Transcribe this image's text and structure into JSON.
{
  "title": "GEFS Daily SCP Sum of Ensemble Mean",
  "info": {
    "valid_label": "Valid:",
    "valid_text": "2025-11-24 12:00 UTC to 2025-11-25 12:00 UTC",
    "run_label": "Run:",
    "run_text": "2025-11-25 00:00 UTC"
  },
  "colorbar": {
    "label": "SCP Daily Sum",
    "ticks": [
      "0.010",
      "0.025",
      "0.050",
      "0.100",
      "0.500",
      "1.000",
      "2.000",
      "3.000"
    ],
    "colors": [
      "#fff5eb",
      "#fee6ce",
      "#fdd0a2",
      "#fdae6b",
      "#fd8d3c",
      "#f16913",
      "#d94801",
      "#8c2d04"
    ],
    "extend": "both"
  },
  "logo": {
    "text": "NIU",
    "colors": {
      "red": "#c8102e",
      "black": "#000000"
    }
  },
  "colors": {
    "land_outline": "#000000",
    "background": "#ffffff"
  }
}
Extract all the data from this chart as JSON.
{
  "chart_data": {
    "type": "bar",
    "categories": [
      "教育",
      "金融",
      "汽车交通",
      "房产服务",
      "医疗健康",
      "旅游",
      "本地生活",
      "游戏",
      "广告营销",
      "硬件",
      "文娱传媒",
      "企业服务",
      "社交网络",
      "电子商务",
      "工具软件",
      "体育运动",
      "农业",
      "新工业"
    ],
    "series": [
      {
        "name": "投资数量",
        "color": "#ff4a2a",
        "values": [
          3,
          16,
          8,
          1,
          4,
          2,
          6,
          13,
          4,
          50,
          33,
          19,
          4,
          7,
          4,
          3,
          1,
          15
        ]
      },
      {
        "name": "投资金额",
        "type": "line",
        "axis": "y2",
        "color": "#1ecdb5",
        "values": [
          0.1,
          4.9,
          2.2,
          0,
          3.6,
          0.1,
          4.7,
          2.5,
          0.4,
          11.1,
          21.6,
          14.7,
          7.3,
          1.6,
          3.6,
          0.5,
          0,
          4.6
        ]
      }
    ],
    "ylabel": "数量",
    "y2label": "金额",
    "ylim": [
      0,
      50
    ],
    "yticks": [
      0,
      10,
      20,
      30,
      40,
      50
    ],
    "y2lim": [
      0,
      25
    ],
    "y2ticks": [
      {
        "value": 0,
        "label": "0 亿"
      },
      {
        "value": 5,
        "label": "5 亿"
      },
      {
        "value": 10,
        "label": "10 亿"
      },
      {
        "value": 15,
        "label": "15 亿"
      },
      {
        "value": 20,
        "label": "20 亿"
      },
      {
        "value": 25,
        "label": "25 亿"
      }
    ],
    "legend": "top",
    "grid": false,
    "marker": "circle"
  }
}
----
Aim
Copy out each line of the records that holds the string "this".

Result
Transcribe this image's text and structure into JSON.
Extract all the data from this chart as JSON.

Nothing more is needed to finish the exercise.